## Stored records:
⁂

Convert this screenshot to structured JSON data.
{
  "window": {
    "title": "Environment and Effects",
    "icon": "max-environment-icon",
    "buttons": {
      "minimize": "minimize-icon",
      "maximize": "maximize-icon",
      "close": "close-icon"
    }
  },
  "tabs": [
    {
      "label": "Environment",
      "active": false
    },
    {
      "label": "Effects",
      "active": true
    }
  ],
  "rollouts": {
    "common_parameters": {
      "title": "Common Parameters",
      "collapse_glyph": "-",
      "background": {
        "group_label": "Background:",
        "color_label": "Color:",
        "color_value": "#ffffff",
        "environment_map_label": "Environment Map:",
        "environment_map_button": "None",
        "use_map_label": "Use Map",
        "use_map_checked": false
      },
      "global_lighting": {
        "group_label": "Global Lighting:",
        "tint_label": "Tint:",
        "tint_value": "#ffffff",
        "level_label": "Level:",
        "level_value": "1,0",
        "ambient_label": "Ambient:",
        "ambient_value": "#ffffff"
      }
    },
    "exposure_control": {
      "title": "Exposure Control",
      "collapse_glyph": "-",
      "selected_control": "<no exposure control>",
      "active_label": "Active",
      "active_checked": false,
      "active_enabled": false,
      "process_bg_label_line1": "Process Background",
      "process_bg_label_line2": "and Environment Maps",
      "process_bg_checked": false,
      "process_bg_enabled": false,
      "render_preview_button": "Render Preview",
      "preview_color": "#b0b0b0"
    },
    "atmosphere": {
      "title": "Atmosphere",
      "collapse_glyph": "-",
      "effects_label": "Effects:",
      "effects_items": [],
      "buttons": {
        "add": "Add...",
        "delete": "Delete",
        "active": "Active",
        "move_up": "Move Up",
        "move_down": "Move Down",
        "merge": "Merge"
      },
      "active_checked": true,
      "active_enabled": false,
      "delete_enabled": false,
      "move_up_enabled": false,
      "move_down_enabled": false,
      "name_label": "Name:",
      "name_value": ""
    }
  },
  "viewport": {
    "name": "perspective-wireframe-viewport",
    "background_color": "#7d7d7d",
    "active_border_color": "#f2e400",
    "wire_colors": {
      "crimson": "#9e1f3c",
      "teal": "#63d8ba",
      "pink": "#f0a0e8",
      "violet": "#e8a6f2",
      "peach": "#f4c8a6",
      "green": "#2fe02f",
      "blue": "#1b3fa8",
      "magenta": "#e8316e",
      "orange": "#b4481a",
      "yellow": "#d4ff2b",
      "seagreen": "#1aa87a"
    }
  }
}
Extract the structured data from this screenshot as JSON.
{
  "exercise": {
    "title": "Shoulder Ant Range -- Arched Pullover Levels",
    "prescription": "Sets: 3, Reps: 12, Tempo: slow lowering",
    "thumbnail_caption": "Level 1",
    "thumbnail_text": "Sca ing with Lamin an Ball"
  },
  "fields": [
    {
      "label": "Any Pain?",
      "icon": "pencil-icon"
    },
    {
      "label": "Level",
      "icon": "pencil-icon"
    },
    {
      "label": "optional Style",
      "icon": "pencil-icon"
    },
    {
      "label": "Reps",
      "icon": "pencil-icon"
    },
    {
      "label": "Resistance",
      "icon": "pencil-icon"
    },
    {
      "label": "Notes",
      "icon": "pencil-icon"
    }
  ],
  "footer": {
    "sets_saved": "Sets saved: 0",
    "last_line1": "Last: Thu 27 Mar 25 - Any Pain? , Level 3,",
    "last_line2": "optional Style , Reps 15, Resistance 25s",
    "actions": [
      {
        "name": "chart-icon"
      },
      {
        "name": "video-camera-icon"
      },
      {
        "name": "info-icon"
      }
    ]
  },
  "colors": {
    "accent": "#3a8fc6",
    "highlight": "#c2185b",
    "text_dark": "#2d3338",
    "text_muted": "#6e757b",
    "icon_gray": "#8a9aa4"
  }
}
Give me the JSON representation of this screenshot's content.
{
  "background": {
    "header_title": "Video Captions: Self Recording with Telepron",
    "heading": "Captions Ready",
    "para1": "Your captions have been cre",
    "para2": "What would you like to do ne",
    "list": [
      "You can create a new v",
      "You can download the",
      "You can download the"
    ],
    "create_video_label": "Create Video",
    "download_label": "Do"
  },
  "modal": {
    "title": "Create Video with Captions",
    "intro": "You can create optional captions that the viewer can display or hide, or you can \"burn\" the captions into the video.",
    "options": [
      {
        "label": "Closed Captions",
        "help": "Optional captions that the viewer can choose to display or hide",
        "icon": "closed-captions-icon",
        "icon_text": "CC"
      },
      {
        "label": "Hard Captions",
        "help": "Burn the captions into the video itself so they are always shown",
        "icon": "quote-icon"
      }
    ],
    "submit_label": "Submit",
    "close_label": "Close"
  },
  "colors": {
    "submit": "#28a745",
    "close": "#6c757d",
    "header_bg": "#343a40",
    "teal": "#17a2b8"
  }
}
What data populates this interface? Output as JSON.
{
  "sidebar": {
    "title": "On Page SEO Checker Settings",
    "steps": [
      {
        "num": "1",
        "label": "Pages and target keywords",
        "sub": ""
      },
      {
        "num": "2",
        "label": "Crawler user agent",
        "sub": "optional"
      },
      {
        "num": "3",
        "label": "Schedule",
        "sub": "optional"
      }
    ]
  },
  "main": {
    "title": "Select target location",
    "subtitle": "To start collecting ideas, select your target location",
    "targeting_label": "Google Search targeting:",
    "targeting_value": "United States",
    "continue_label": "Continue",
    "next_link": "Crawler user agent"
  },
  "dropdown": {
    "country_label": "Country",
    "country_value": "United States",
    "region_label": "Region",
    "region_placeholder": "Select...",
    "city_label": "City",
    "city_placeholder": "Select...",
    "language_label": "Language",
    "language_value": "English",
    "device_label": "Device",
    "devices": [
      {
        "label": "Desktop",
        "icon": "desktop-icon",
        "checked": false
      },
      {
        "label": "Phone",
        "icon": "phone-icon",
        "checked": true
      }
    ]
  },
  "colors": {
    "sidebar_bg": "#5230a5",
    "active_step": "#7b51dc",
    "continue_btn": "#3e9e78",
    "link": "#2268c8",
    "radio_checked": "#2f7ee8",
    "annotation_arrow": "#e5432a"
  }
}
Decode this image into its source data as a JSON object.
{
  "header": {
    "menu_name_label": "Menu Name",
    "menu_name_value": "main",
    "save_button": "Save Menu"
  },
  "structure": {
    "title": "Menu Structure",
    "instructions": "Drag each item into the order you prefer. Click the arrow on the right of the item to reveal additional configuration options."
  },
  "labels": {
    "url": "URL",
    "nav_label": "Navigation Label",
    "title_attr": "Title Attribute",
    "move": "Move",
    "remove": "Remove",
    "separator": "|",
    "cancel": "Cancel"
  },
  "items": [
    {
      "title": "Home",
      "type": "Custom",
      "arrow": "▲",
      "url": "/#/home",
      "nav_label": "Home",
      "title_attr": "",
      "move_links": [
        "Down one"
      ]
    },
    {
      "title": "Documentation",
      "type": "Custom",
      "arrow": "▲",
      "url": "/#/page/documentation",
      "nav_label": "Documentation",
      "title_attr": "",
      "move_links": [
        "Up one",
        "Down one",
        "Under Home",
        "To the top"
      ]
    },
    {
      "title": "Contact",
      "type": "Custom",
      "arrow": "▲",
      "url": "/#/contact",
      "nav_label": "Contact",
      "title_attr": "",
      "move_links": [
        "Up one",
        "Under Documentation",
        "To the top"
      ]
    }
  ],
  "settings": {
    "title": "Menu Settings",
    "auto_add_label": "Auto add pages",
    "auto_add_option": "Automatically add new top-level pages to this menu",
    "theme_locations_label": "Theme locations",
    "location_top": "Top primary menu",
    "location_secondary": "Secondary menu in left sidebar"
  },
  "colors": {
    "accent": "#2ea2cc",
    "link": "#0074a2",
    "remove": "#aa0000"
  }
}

⁂

Each line from the one containing "Decode this image" to the end of the listing above should be copied exactly, and nothing else.

Decode this image into its source data as a JSON object.
{
  "header": {
    "menu_name_label": "Menu Name",
    "menu_name_value": "main",
    "save_button": "Save Menu"
  },
  "structure": {
    "title": "Menu Structure",
    "instructions": "Drag each item into the order you prefer. Click the arrow on the right of the item to reveal additional configuration options."
  },
  "labels": {
    "url": "URL",
    "nav_label": "Navigation Label",
    "title_attr": "Title Attribute",
    "move": "Move",
    "remove": "Remove",
    "separator": "|",
    "cancel": "Cancel"
  },
  "items": [
    {
      "title": "Home",
      "type": "Custom",
      "arrow": "▲",
      "url": "/#/home",
      "nav_label": "Home",
      "title_attr": "",
      "move_links": [
        "Down one"
      ]
    },
    {
      "title": "Documentation",
      "type": "Custom",
      "arrow": "▲",
      "url": "/#/page/documentation",
      "nav_label": "Documentation",
      "title_attr": "",
      "move_links": [
        "Up one",
        "Down one",
        "Under Home",
        "To the top"
      ]
    },
    {
      "title": "Contact",
      "type": "Custom",
      "arrow": "▲",
      "url": "/#/contact",
      "nav_label": "Contact",
      "title_attr": "",
      "move_links": [
        "Up one",
        "Under Documentation",
        "To the top"
      ]
    }
  ],
  "settings": {
    "title": "Menu Settings",
    "auto_add_label": "Auto add pages",
    "auto_add_option": "Automatically add new top-level pages to this menu",
    "theme_locations_label": "Theme locations",
    "location_top": "Top primary menu",
    "location_secondary": "Secondary menu in left sidebar"
  },
  "colors": {
    "accent": "#2ea2cc",
    "link": "#0074a2",
    "remove": "#aa0000"
  }
}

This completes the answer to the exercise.